Problem statement: Check each line of the records below and collect those that include the word "Trading".

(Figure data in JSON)
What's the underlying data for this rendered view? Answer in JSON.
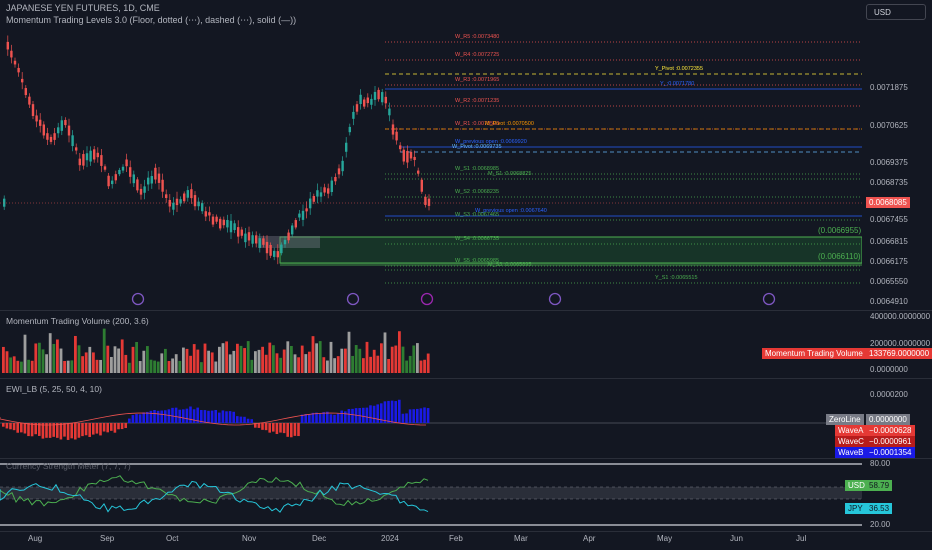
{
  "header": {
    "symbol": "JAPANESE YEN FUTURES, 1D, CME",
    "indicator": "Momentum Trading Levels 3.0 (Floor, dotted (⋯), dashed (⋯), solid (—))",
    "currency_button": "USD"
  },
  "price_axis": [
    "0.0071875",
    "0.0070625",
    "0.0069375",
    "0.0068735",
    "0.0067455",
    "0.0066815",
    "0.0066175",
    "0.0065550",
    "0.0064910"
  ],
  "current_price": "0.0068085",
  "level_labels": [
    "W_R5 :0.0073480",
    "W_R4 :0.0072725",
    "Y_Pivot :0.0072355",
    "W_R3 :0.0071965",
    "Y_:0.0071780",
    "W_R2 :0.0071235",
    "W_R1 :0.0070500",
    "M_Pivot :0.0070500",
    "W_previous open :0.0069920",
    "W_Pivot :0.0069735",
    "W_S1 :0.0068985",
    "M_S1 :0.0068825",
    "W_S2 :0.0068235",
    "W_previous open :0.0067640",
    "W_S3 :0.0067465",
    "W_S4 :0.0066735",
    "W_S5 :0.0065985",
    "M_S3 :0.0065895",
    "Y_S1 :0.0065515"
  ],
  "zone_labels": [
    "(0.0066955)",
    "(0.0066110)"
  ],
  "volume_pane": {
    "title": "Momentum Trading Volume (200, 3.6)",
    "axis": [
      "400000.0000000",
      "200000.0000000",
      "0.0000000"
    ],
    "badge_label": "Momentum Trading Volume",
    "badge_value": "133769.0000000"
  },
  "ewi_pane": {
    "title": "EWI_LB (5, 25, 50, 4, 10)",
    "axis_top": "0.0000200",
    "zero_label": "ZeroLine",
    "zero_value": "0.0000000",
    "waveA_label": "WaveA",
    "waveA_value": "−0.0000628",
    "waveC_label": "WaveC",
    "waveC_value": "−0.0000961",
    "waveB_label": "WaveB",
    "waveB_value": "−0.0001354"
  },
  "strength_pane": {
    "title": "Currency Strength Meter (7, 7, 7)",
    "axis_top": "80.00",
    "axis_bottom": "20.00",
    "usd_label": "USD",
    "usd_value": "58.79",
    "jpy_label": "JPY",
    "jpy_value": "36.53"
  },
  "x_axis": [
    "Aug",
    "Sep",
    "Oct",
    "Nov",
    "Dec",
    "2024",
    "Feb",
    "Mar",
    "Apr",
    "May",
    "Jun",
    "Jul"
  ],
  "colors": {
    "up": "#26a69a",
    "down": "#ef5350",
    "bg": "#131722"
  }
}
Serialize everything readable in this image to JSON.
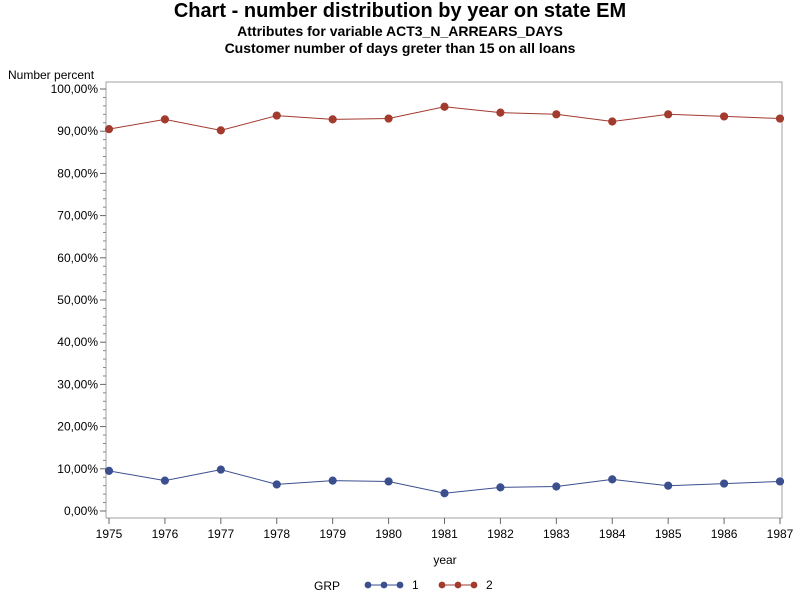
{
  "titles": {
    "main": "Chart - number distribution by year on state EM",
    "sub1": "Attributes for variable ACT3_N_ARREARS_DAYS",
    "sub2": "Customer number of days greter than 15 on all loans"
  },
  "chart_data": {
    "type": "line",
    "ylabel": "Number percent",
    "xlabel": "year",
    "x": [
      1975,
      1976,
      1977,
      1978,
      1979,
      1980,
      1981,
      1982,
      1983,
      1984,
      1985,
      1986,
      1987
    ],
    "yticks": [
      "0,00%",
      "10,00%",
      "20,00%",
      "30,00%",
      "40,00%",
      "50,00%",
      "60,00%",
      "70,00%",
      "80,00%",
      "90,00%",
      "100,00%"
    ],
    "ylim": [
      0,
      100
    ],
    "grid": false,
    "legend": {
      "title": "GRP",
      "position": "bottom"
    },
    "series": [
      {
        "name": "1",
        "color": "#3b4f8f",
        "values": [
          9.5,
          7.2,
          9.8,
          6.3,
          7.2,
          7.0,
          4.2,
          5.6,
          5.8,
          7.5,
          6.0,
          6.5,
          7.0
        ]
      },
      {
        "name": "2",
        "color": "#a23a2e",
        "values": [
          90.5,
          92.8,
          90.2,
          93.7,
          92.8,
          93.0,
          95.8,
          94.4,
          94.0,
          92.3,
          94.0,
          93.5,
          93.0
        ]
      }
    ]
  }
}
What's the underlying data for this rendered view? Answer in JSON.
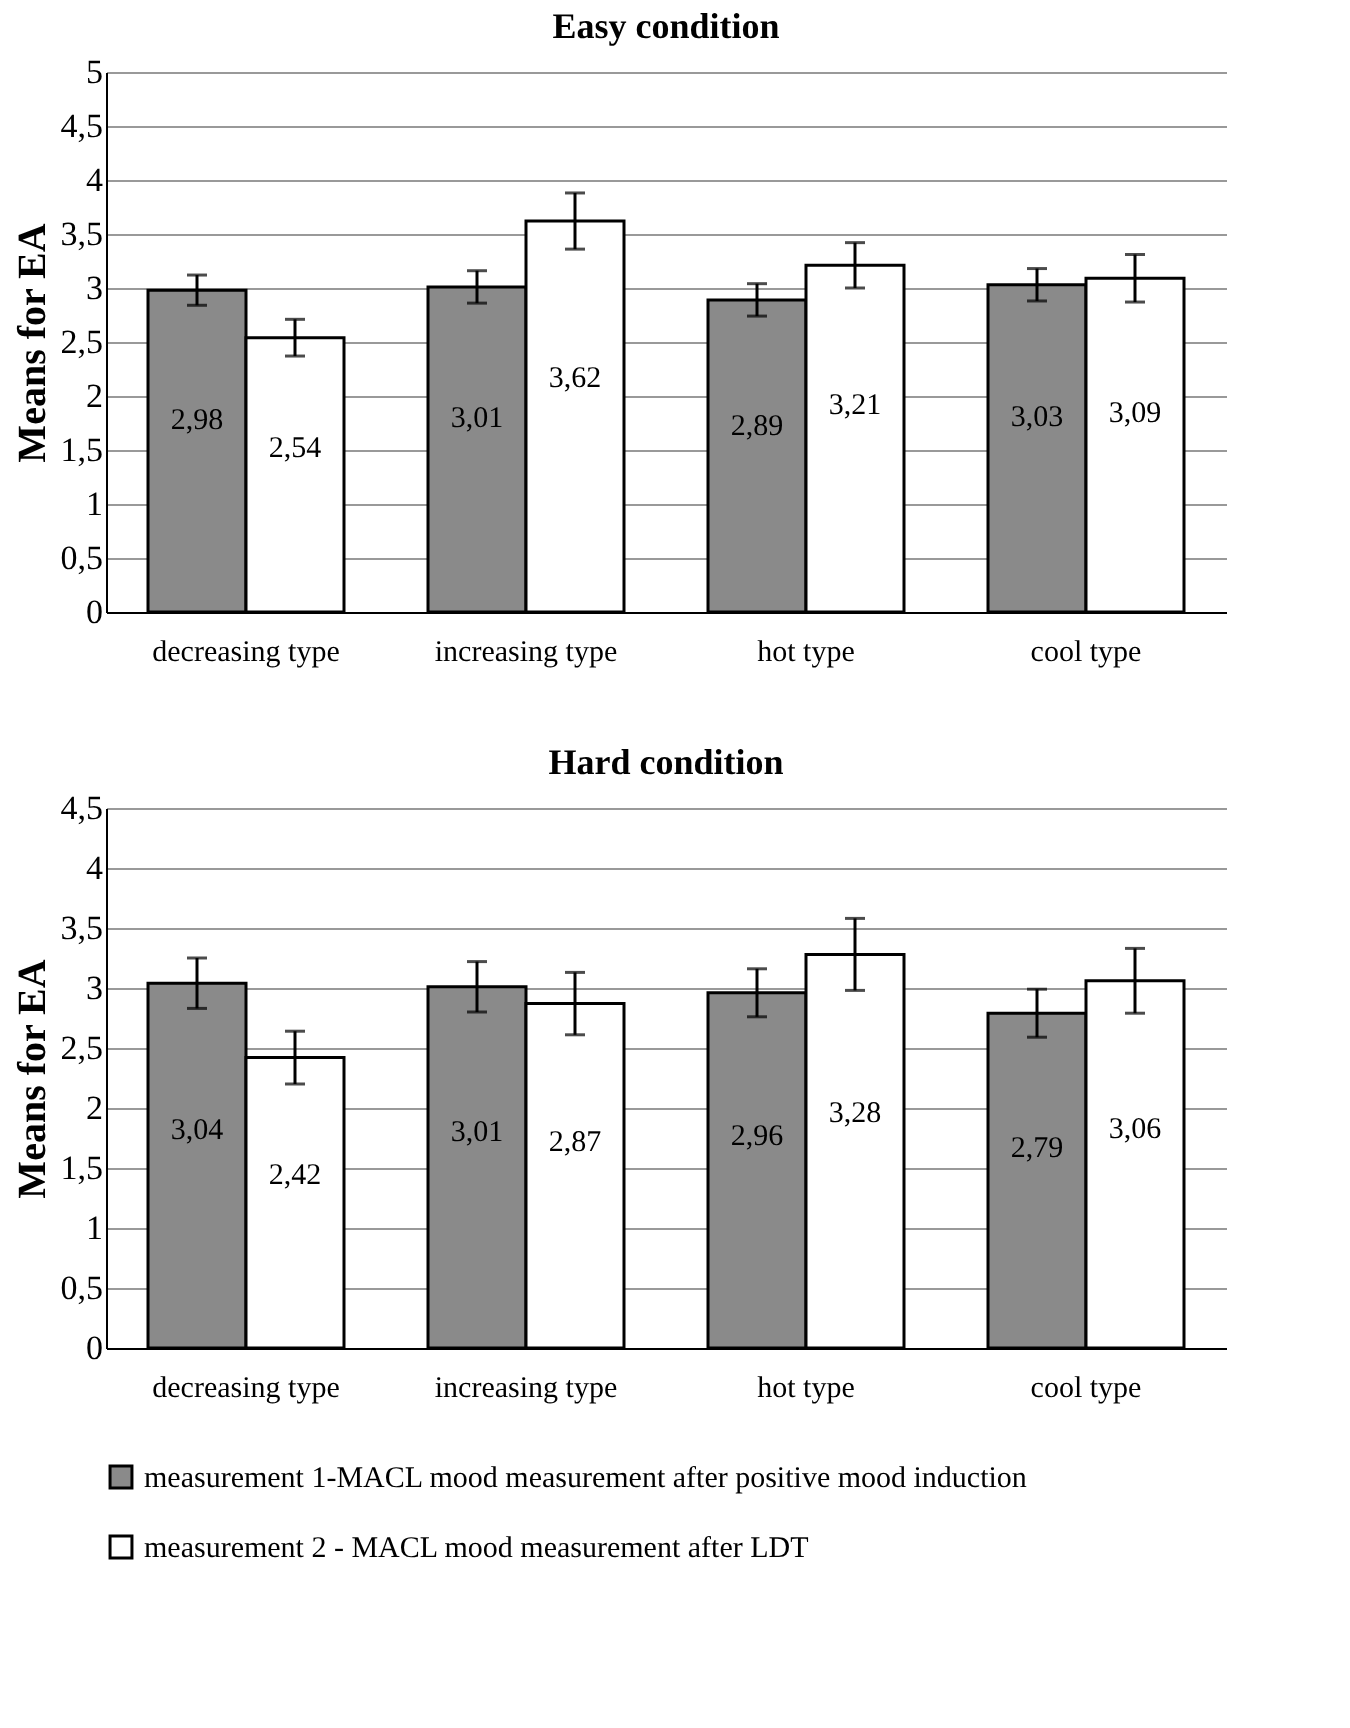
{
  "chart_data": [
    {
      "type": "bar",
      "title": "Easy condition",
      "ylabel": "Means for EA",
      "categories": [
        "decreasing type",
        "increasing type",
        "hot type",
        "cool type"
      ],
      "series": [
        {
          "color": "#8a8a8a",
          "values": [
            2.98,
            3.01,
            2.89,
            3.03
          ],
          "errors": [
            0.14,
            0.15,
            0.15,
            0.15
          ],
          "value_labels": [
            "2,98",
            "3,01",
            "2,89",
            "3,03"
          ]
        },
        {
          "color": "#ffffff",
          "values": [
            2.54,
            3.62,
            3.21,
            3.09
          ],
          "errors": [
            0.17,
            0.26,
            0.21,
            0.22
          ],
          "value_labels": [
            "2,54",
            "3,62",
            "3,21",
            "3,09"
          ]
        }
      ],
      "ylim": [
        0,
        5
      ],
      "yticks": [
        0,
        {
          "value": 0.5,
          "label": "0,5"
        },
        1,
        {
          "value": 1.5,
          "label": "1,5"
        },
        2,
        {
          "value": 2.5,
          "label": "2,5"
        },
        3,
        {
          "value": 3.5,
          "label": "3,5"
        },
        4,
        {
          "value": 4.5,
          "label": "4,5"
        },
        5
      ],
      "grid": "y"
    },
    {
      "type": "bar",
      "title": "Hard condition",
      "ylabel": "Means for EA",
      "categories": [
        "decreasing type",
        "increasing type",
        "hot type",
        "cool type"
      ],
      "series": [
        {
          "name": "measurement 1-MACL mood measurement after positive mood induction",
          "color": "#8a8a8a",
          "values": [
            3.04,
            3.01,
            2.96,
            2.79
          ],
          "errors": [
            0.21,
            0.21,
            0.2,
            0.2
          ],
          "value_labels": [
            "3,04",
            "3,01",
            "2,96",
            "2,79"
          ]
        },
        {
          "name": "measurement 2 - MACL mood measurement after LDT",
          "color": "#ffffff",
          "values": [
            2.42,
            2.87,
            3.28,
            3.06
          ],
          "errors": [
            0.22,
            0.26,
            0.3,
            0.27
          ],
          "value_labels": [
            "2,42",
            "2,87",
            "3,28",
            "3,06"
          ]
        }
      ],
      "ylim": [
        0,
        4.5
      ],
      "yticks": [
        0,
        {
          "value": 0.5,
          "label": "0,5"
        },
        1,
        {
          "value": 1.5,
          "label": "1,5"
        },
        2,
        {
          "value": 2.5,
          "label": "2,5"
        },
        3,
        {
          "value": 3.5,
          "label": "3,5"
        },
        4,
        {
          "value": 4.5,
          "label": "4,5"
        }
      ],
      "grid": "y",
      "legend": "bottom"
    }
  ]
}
* * *
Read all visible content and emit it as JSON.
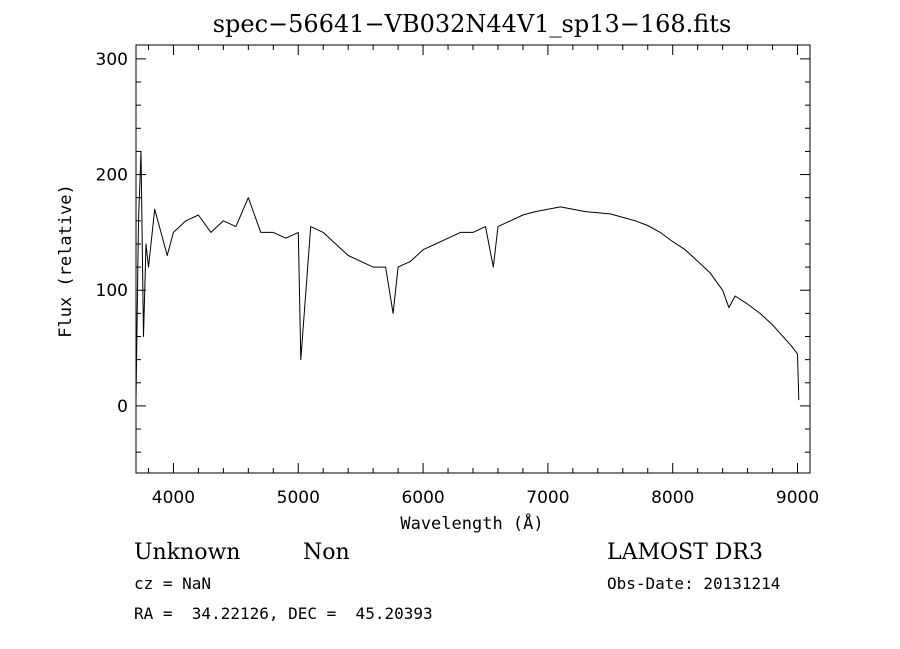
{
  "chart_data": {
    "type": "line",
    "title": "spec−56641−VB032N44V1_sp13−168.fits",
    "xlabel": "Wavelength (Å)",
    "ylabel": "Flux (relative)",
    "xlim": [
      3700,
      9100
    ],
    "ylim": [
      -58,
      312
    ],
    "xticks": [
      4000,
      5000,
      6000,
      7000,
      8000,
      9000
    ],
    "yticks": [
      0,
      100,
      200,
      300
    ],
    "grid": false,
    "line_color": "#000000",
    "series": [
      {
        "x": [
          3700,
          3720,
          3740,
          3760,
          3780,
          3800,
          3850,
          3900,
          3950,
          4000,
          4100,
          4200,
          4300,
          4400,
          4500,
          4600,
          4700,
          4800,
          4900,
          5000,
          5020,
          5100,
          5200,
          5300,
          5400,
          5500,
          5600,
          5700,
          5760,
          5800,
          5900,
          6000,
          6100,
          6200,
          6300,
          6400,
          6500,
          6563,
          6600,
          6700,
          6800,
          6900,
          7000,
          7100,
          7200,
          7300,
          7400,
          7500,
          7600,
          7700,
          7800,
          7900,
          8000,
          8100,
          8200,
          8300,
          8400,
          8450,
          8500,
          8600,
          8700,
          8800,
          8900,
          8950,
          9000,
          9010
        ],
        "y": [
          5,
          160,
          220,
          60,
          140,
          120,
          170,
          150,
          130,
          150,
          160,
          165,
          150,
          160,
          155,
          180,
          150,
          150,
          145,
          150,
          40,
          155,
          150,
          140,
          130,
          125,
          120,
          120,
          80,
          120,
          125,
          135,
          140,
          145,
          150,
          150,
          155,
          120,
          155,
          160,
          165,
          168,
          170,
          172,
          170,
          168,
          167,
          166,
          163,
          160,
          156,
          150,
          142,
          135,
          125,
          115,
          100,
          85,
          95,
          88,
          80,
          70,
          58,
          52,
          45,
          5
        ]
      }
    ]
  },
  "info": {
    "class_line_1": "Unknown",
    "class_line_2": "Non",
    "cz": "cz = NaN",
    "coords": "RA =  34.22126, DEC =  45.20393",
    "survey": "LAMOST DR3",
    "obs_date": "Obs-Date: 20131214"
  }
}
---
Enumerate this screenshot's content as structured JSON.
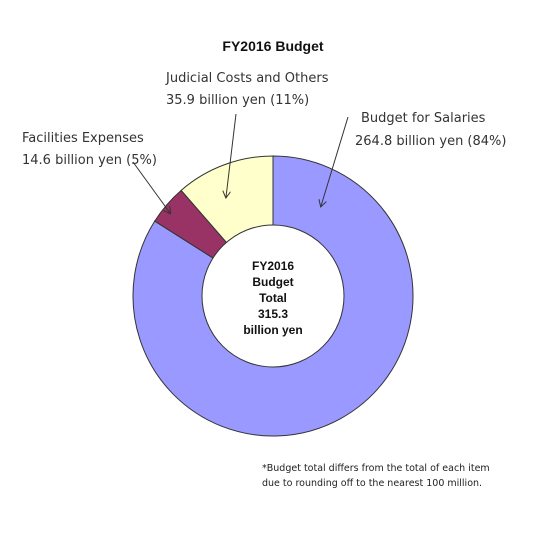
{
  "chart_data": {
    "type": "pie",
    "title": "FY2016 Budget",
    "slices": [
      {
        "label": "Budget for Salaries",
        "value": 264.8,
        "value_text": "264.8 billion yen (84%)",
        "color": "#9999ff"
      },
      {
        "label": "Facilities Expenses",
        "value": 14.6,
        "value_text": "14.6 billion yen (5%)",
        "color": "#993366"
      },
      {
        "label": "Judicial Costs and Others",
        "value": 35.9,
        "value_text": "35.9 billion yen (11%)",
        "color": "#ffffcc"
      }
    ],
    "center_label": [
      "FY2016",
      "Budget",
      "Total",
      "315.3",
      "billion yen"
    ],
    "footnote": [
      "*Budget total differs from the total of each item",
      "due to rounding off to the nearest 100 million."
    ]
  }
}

Response for this exercise:
    "indicator": "Momentum Trading Levels 3.0 (Floor, dotted (⋯), dashed (⋯), solid (—))",
    "title": "Momentum Trading Volume (200, 3.6)",
    "badge_label": "Momentum Trading Volume",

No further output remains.